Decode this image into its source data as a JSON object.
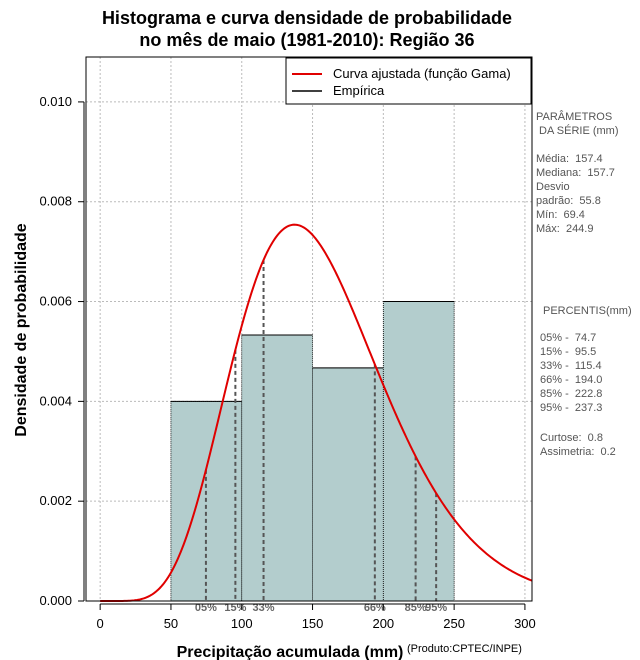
{
  "chart_data": {
    "type": "bar",
    "title_line1": "Histograma e curva densidade de probabilidade",
    "title_line2": "no mês de maio (1981-2010): Região 36",
    "xlabel": "Precipitação acumulada (mm)",
    "ylabel": "Densidade de probabilidade",
    "credit": "(Produto:CPTEC/INPE)",
    "xlim": [
      -10,
      305
    ],
    "ylim": [
      0,
      0.0109
    ],
    "x_ticks": [
      0,
      50,
      100,
      150,
      200,
      250,
      300
    ],
    "x_tick_labels": [
      "0",
      "50",
      "100",
      "150",
      "200",
      "250",
      "300"
    ],
    "y_ticks": [
      0,
      0.002,
      0.004,
      0.006,
      0.008,
      0.01
    ],
    "y_tick_labels": [
      "0.000",
      "0.002",
      "0.004",
      "0.006",
      "0.008",
      "0.010"
    ],
    "histogram": [
      {
        "from": 50,
        "to": 100,
        "density": 0.004
      },
      {
        "from": 100,
        "to": 150,
        "density": 0.00533
      },
      {
        "from": 150,
        "to": 200,
        "density": 0.00467
      },
      {
        "from": 200,
        "to": 250,
        "density": 0.006
      }
    ],
    "fitted_curve": {
      "name": "Curva ajustada (função Gama)",
      "color": "#e00000",
      "distribution": "gamma",
      "shape": 7.9,
      "scale": 19.9,
      "x_from": 0,
      "x_to": 305
    },
    "percentiles": [
      {
        "label": "05%",
        "value": 74.7
      },
      {
        "label": "15%",
        "value": 95.5
      },
      {
        "label": "33%",
        "value": 115.4
      },
      {
        "label": "66%",
        "value": 194.0
      },
      {
        "label": "85%",
        "value": 222.8
      },
      {
        "label": "95%",
        "value": 237.3
      }
    ],
    "legend": [
      {
        "label": "Curva ajustada (função Gama)",
        "color": "#e00000"
      },
      {
        "label": "Empírica",
        "color": "#000000"
      }
    ],
    "legend_position": "top-right",
    "grid": true,
    "bar_color": "#b3cdcd"
  },
  "side_panel": {
    "params_lines": [
      "PARÂMETROS",
      " DA SÉRIE (mm)"
    ],
    "stats_lines": [
      "Média:  157.4",
      "Mediana:  157.7",
      "Desvio",
      "padrão:  55.8",
      "Mín:  69.4",
      "Máx:  244.9"
    ],
    "percentis_title": "PERCENTIS(mm)",
    "percentis_lines": [
      "05% -  74.7",
      "15% -  95.5",
      "33% -  115.4",
      "66% -  194.0",
      "85% -  222.8",
      "95% -  237.3"
    ],
    "shape_lines": [
      "Curtose:  0.8",
      "Assimetria:  0.2"
    ]
  }
}
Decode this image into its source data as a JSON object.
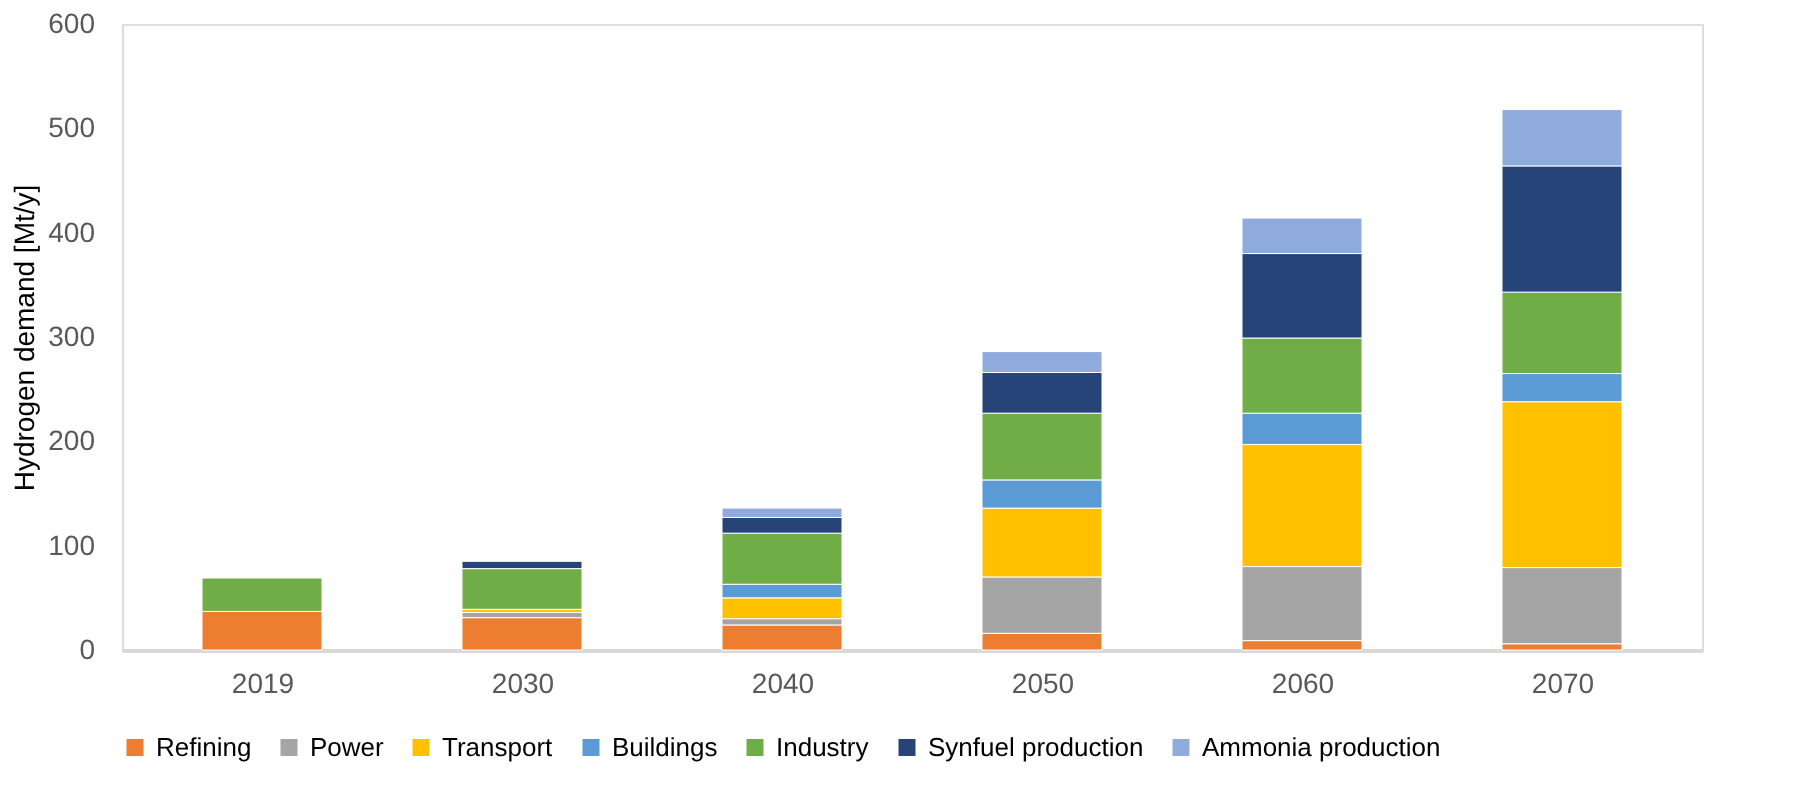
{
  "chart_data": {
    "type": "bar",
    "stacked": true,
    "ylabel": "Hydrogen demand [Mt/y]",
    "categories": [
      "2019",
      "2030",
      "2040",
      "2050",
      "2060",
      "2070"
    ],
    "series": [
      {
        "name": "Refining",
        "color": "#ed7d31",
        "values": [
          37,
          31,
          24,
          16,
          9,
          6
        ]
      },
      {
        "name": "Power",
        "color": "#a5a5a5",
        "values": [
          null,
          5,
          6,
          54,
          71,
          73
        ]
      },
      {
        "name": "Transport",
        "color": "#ffc000",
        "values": [
          null,
          3,
          20,
          66,
          117,
          159
        ]
      },
      {
        "name": "Buildings",
        "color": "#5b9bd5",
        "values": [
          null,
          null,
          13,
          27,
          30,
          27
        ]
      },
      {
        "name": "Industry",
        "color": "#70ad47",
        "values": [
          32,
          39,
          49,
          64,
          72,
          78
        ]
      },
      {
        "name": "Synfuel production",
        "color": "#264478",
        "values": [
          null,
          7,
          15,
          39,
          81,
          121
        ]
      },
      {
        "name": "Ammonia production",
        "color": "#8faadc",
        "values": [
          null,
          null,
          9,
          20,
          34,
          54
        ]
      }
    ],
    "ylim": [
      0,
      600
    ],
    "yticks": [
      0,
      100,
      200,
      300,
      400,
      500,
      600
    ],
    "grid": false,
    "legend": "bottom"
  }
}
+ + + + +
### What to work on:
Which lines above contain the word "Gama"? Copy each of them.

### Result:
      "name": "Curva ajustada (função Gama)",
        "label": "Curva ajustada (função Gama)",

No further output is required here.